-- begin --

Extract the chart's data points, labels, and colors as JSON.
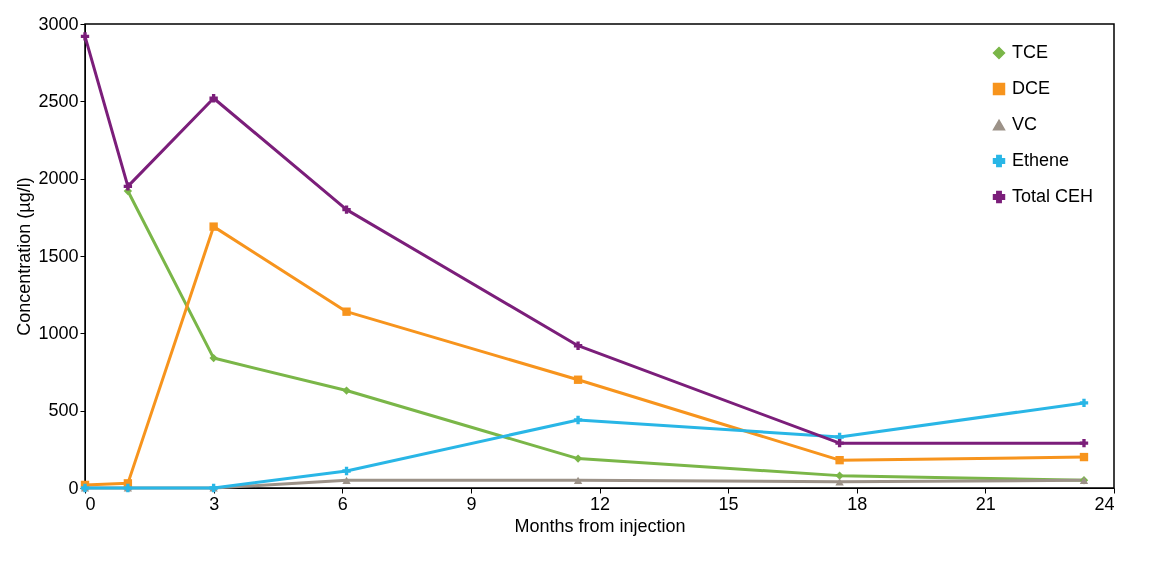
{
  "chart_data": {
    "type": "line",
    "xlabel": "Months from injection",
    "ylabel": "Concentration (µg/l)",
    "x": [
      0,
      1,
      3,
      6.1,
      11.5,
      17.6,
      23.3
    ],
    "xlim": [
      0,
      24
    ],
    "xticks": [
      0,
      3,
      6,
      9,
      12,
      15,
      18,
      21,
      24
    ],
    "ylim": [
      0,
      3000
    ],
    "yticks": [
      0,
      500,
      1000,
      1500,
      2000,
      2500,
      3000
    ],
    "grid": false,
    "legend": "top right",
    "line_style": "solid",
    "series": [
      {
        "name": "TCE",
        "color": "#7ab648",
        "marker": "diamond",
        "values": [
          null,
          1920,
          840,
          630,
          190,
          80,
          50
        ]
      },
      {
        "name": "DCE",
        "color": "#f7941d",
        "marker": "square",
        "values": [
          20,
          30,
          1690,
          1140,
          700,
          180,
          200
        ]
      },
      {
        "name": "VC",
        "color": "#9c9288",
        "marker": "triangle",
        "values": [
          0,
          0,
          0,
          50,
          50,
          40,
          50
        ]
      },
      {
        "name": "Ethene",
        "color": "#29b6e6",
        "marker": "cross",
        "values": [
          0,
          0,
          0,
          110,
          440,
          330,
          550
        ]
      },
      {
        "name": "Total CEH",
        "color": "#7b1e7a",
        "marker": "cross",
        "values": [
          2920,
          1950,
          2520,
          1800,
          920,
          290,
          290
        ]
      }
    ]
  }
}
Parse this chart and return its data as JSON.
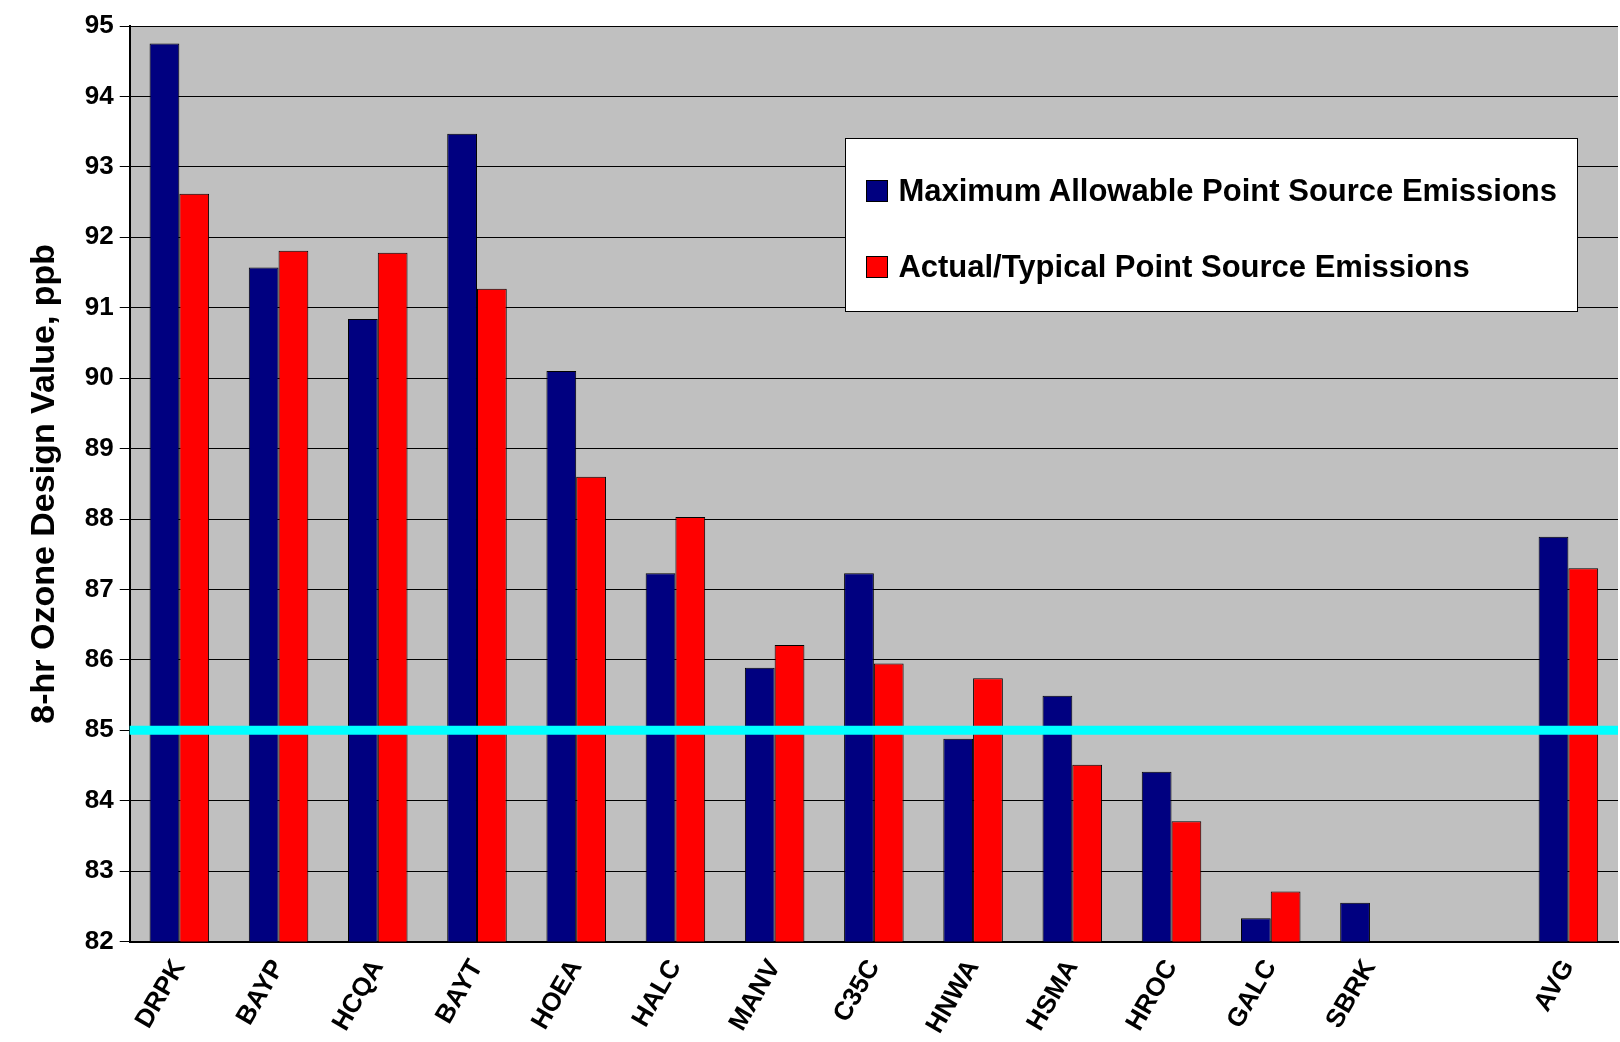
{
  "chart_data": {
    "type": "bar",
    "ylabel": "8-hr Ozone Design Value, ppb",
    "categories": [
      "DRPK",
      "BAYP",
      "HCQA",
      "BAYT",
      "HOEA",
      "HALC",
      "MANV",
      "C35C",
      "HNWA",
      "HSMA",
      "HROC",
      "GALC",
      "SBRK",
      null,
      "AVG"
    ],
    "series": [
      {
        "name": "Maximum Allowable Point Source Emissions",
        "color": "#000080",
        "values": [
          94.75,
          91.57,
          90.84,
          93.47,
          90.1,
          87.23,
          85.89,
          87.23,
          84.88,
          85.49,
          84.41,
          82.33,
          82.55,
          null,
          87.75
        ]
      },
      {
        "name": "Actual/Typical Point Source Emissions",
        "color": "#ff0000",
        "values": [
          92.62,
          91.81,
          91.78,
          91.27,
          88.6,
          88.03,
          86.21,
          85.95,
          85.74,
          84.51,
          83.71,
          82.71,
          null,
          null,
          87.3
        ]
      }
    ],
    "ylim": [
      82,
      95
    ],
    "yticks": [
      82,
      83,
      84,
      85,
      86,
      87,
      88,
      89,
      90,
      91,
      92,
      93,
      94,
      95
    ],
    "grid": "y",
    "legend": "top right",
    "ref_lines": [
      {
        "axis": "y",
        "value": 85,
        "color": "#00ffff"
      }
    ]
  }
}
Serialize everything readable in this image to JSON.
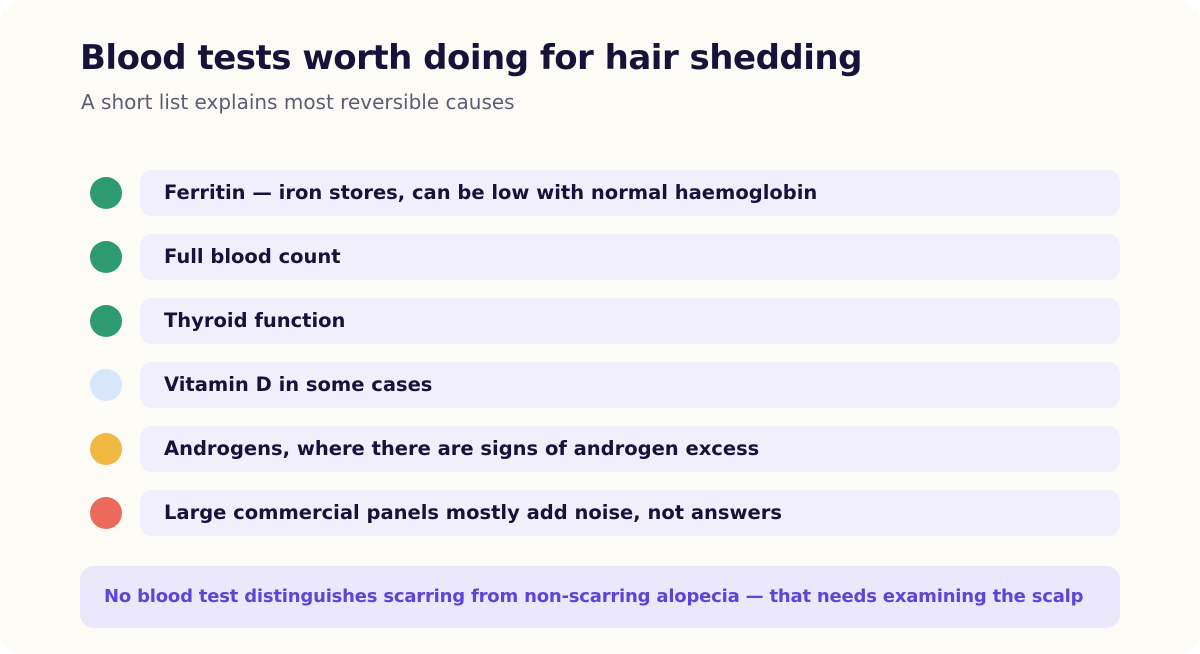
{
  "header": {
    "title": "Blood tests worth doing for hair shedding",
    "subtitle": "A short list explains most reversible causes"
  },
  "status_colors": {
    "recommended": "#2e9a70",
    "optional": "#d7e6fb",
    "conditional": "#f2b942",
    "not_recommended": "#eb6a5c"
  },
  "items": [
    {
      "label": "Ferritin — iron stores, can be low with normal haemoglobin",
      "status": "recommended"
    },
    {
      "label": "Full blood count",
      "status": "recommended"
    },
    {
      "label": "Thyroid function",
      "status": "recommended"
    },
    {
      "label": "Vitamin D in some cases",
      "status": "optional"
    },
    {
      "label": "Androgens, where there are signs of androgen excess",
      "status": "conditional"
    },
    {
      "label": "Large commercial panels mostly add noise, not answers",
      "status": "not_recommended"
    }
  ],
  "footer": {
    "note": "No blood test distinguishes scarring from non-scarring alopecia — that needs examining the scalp"
  }
}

-- end --

Short task: Transcribe the listing in full. Omit the pictures and keep every line exact.

Task answer:
Extract the chart's data points, labels, and colors as JSON.
{
  "chart_data": {
    "type": "line",
    "xlabel": "Months from injection",
    "ylabel": "Concentration (µg/l)",
    "x": [
      0,
      1,
      3,
      6.1,
      11.5,
      17.6,
      23.3
    ],
    "xlim": [
      0,
      24
    ],
    "xticks": [
      0,
      3,
      6,
      9,
      12,
      15,
      18,
      21,
      24
    ],
    "ylim": [
      0,
      3000
    ],
    "yticks": [
      0,
      500,
      1000,
      1500,
      2000,
      2500,
      3000
    ],
    "grid": false,
    "legend": "top right",
    "line_style": "solid",
    "series": [
      {
        "name": "TCE",
        "color": "#7ab648",
        "marker": "diamond",
        "values": [
          null,
          1920,
          840,
          630,
          190,
          80,
          50
        ]
      },
      {
        "name": "DCE",
        "color": "#f7941d",
        "marker": "square",
        "values": [
          20,
          30,
          1690,
          1140,
          700,
          180,
          200
        ]
      },
      {
        "name": "VC",
        "color": "#9c9288",
        "marker": "triangle",
        "values": [
          0,
          0,
          0,
          50,
          50,
          40,
          50
        ]
      },
      {
        "name": "Ethene",
        "color": "#29b6e6",
        "marker": "cross",
        "values": [
          0,
          0,
          0,
          110,
          440,
          330,
          550
        ]
      },
      {
        "name": "Total CEH",
        "color": "#7b1e7a",
        "marker": "cross",
        "values": [
          2920,
          1950,
          2520,
          1800,
          920,
          290,
          290
        ]
      }
    ]
  }
}
Parse this chart and return its data as JSON.
{
  "chart_data": {
    "type": "bar",
    "ylabel": "8-hr Ozone Design Value, ppb",
    "categories": [
      "DRPK",
      "BAYP",
      "HCQA",
      "BAYT",
      "HOEA",
      "HALC",
      "MANV",
      "C35C",
      "HNWA",
      "HSMA",
      "HROC",
      "GALC",
      "SBRK",
      null,
      "AVG"
    ],
    "series": [
      {
        "name": "Maximum Allowable Point Source Emissions",
        "color": "#000080",
        "values": [
          94.75,
          91.57,
          90.84,
          93.47,
          90.1,
          87.23,
          85.89,
          87.23,
          84.88,
          85.49,
          84.41,
          82.33,
          82.55,
          null,
          87.75
        ]
      },
      {
        "name": "Actual/Typical Point Source Emissions",
        "color": "#ff0000",
        "values": [
          92.62,
          91.81,
          91.78,
          91.27,
          88.6,
          88.03,
          86.21,
          85.95,
          85.74,
          84.51,
          83.71,
          82.71,
          null,
          null,
          87.3
        ]
      }
    ],
    "ylim": [
      82,
      95
    ],
    "yticks": [
      82,
      83,
      84,
      85,
      86,
      87,
      88,
      89,
      90,
      91,
      92,
      93,
      94,
      95
    ],
    "grid": "y",
    "legend": "top right",
    "ref_lines": [
      {
        "axis": "y",
        "value": 85,
        "color": "#00ffff"
      }
    ]
  }
}
Serialize everything readable in this image to JSON.
{
  "header": {
    "title": "Blood tests worth doing for hair shedding",
    "subtitle": "A short list explains most reversible causes"
  },
  "status_colors": {
    "recommended": "#2e9a70",
    "optional": "#d7e6fb",
    "conditional": "#f2b942",
    "not_recommended": "#eb6a5c"
  },
  "items": [
    {
      "label": "Ferritin — iron stores, can be low with normal haemoglobin",
      "status": "recommended"
    },
    {
      "label": "Full blood count",
      "status": "recommended"
    },
    {
      "label": "Thyroid function",
      "status": "recommended"
    },
    {
      "label": "Vitamin D in some cases",
      "status": "optional"
    },
    {
      "label": "Androgens, where there are signs of androgen excess",
      "status": "conditional"
    },
    {
      "label": "Large commercial panels mostly add noise, not answers",
      "status": "not_recommended"
    }
  ],
  "footer": {
    "note": "No blood test distinguishes scarring from non-scarring alopecia — that needs examining the scalp"
  }
}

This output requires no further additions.